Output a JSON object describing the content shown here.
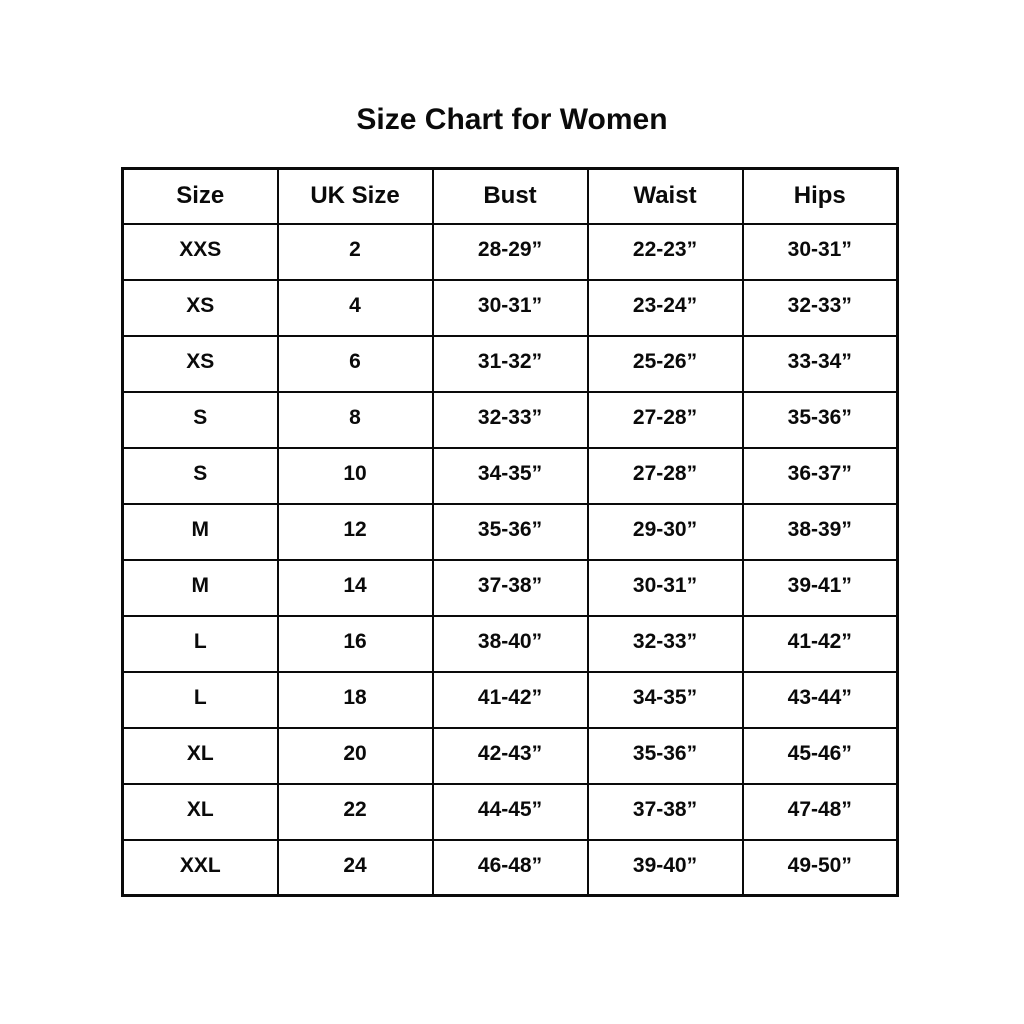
{
  "title": "Size Chart for Women",
  "table": {
    "columns": [
      "Size",
      "UK Size",
      "Bust",
      "Waist",
      "Hips"
    ],
    "rows": [
      [
        "XXS",
        "2",
        "28-29”",
        "22-23”",
        "30-31”"
      ],
      [
        "XS",
        "4",
        "30-31”",
        "23-24”",
        "32-33”"
      ],
      [
        "XS",
        "6",
        "31-32”",
        "25-26”",
        "33-34”"
      ],
      [
        "S",
        "8",
        "32-33”",
        "27-28”",
        "35-36”"
      ],
      [
        "S",
        "10",
        "34-35”",
        "27-28”",
        "36-37”"
      ],
      [
        "M",
        "12",
        "35-36”",
        "29-30”",
        "38-39”"
      ],
      [
        "M",
        "14",
        "37-38”",
        "30-31”",
        "39-41”"
      ],
      [
        "L",
        "16",
        "38-40”",
        "32-33”",
        "41-42”"
      ],
      [
        "L",
        "18",
        "41-42”",
        "34-35”",
        "43-44”"
      ],
      [
        "XL",
        "20",
        "42-43”",
        "35-36”",
        "45-46”"
      ],
      [
        "XL",
        "22",
        "44-45”",
        "37-38”",
        "47-48”"
      ],
      [
        "XXL",
        "24",
        "46-48”",
        "39-40”",
        "49-50”"
      ]
    ]
  }
}
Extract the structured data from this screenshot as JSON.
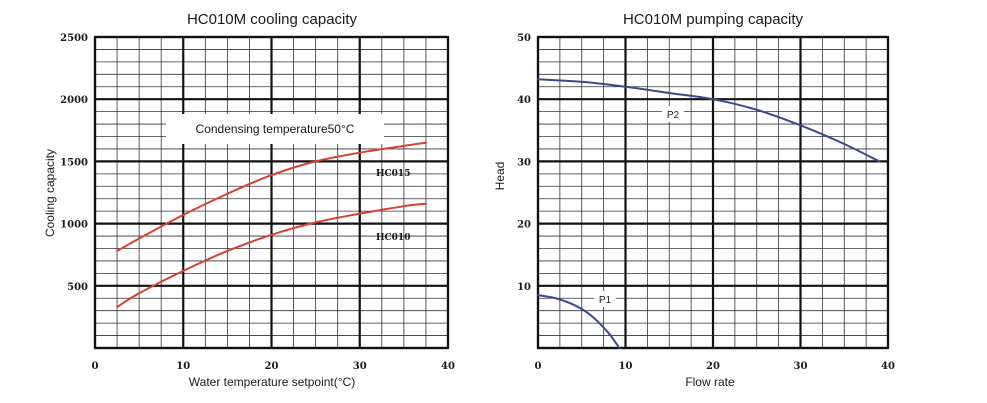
{
  "chart_data": [
    {
      "type": "line",
      "title": "HC010M cooling capacity",
      "xlabel": "Water temperature setpoint(°C)",
      "ylabel": "Cooling capacity",
      "xlim": [
        0,
        40
      ],
      "ylim": [
        0,
        2500
      ],
      "xticks": [
        0,
        10,
        20,
        30,
        40
      ],
      "yticks": [
        500,
        1000,
        1500,
        2000,
        2500
      ],
      "grid": true,
      "annotation": "Condensing temperature50°C",
      "series": [
        {
          "name": "HC015",
          "color": "#d8412f",
          "x": [
            2.5,
            5,
            10,
            15,
            20,
            25,
            30,
            35,
            37.5
          ],
          "y": [
            780,
            880,
            1070,
            1240,
            1390,
            1500,
            1570,
            1625,
            1650
          ]
        },
        {
          "name": "HC010",
          "color": "#d8412f",
          "x": [
            2.5,
            5,
            10,
            15,
            20,
            25,
            30,
            35,
            37.5
          ],
          "y": [
            330,
            440,
            620,
            780,
            910,
            1010,
            1080,
            1140,
            1160
          ]
        }
      ]
    },
    {
      "type": "line",
      "title": "HC010M pumping capacity",
      "xlabel": "Flow rate",
      "ylabel": "Head",
      "xlim": [
        0,
        40
      ],
      "ylim": [
        0,
        50
      ],
      "xticks": [
        0,
        10,
        20,
        30,
        40
      ],
      "yticks": [
        10,
        20,
        30,
        40,
        50
      ],
      "grid": true,
      "series": [
        {
          "name": "P2",
          "color": "#3a4a8c",
          "x": [
            0,
            5,
            10,
            15,
            20,
            25,
            30,
            35,
            39
          ],
          "y": [
            43.2,
            42.8,
            42.0,
            41.0,
            40.0,
            38.3,
            35.8,
            32.8,
            30.0
          ]
        },
        {
          "name": "P1",
          "color": "#3a4a8c",
          "x": [
            0,
            2,
            4,
            6,
            8,
            9.3
          ],
          "y": [
            8.5,
            8.0,
            7.0,
            5.3,
            2.5,
            0
          ]
        }
      ]
    }
  ]
}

--------------------------------------------------

Every line of the data should be copied as it stands, without the images.

Output a JSON object describing the content shown here.
{
  "title": "Size Chart for Women",
  "table": {
    "columns": [
      "Size",
      "UK Size",
      "Bust",
      "Waist",
      "Hips"
    ],
    "rows": [
      [
        "XXS",
        "2",
        "28-29”",
        "22-23”",
        "30-31”"
      ],
      [
        "XS",
        "4",
        "30-31”",
        "23-24”",
        "32-33”"
      ],
      [
        "XS",
        "6",
        "31-32”",
        "25-26”",
        "33-34”"
      ],
      [
        "S",
        "8",
        "32-33”",
        "27-28”",
        "35-36”"
      ],
      [
        "S",
        "10",
        "34-35”",
        "27-28”",
        "36-37”"
      ],
      [
        "M",
        "12",
        "35-36”",
        "29-30”",
        "38-39”"
      ],
      [
        "M",
        "14",
        "37-38”",
        "30-31”",
        "39-41”"
      ],
      [
        "L",
        "16",
        "38-40”",
        "32-33”",
        "41-42”"
      ],
      [
        "L",
        "18",
        "41-42”",
        "34-35”",
        "43-44”"
      ],
      [
        "XL",
        "20",
        "42-43”",
        "35-36”",
        "45-46”"
      ],
      [
        "XL",
        "22",
        "44-45”",
        "37-38”",
        "47-48”"
      ],
      [
        "XXL",
        "24",
        "46-48”",
        "39-40”",
        "49-50”"
      ]
    ]
  }
}
Extract the structured data from this screenshot as JSON.
{
  "chart_data": [
    {
      "type": "line",
      "title": "HC010M cooling capacity",
      "xlabel": "Water temperature setpoint(°C)",
      "ylabel": "Cooling capacity",
      "xlim": [
        0,
        40
      ],
      "ylim": [
        0,
        2500
      ],
      "xticks": [
        0,
        10,
        20,
        30,
        40
      ],
      "yticks": [
        500,
        1000,
        1500,
        2000,
        2500
      ],
      "grid": true,
      "annotation": "Condensing temperature50°C",
      "series": [
        {
          "name": "HC015",
          "color": "#d8412f",
          "x": [
            2.5,
            5,
            10,
            15,
            20,
            25,
            30,
            35,
            37.5
          ],
          "y": [
            780,
            880,
            1070,
            1240,
            1390,
            1500,
            1570,
            1625,
            1650
          ]
        },
        {
          "name": "HC010",
          "color": "#d8412f",
          "x": [
            2.5,
            5,
            10,
            15,
            20,
            25,
            30,
            35,
            37.5
          ],
          "y": [
            330,
            440,
            620,
            780,
            910,
            1010,
            1080,
            1140,
            1160
          ]
        }
      ]
    },
    {
      "type": "line",
      "title": "HC010M pumping capacity",
      "xlabel": "Flow rate",
      "ylabel": "Head",
      "xlim": [
        0,
        40
      ],
      "ylim": [
        0,
        50
      ],
      "xticks": [
        0,
        10,
        20,
        30,
        40
      ],
      "yticks": [
        10,
        20,
        30,
        40,
        50
      ],
      "grid": true,
      "series": [
        {
          "name": "P2",
          "color": "#3a4a8c",
          "x": [
            0,
            5,
            10,
            15,
            20,
            25,
            30,
            35,
            39
          ],
          "y": [
            43.2,
            42.8,
            42.0,
            41.0,
            40.0,
            38.3,
            35.8,
            32.8,
            30.0
          ]
        },
        {
          "name": "P1",
          "color": "#3a4a8c",
          "x": [
            0,
            2,
            4,
            6,
            8,
            9.3
          ],
          "y": [
            8.5,
            8.0,
            7.0,
            5.3,
            2.5,
            0
          ]
        }
      ]
    }
  ]
}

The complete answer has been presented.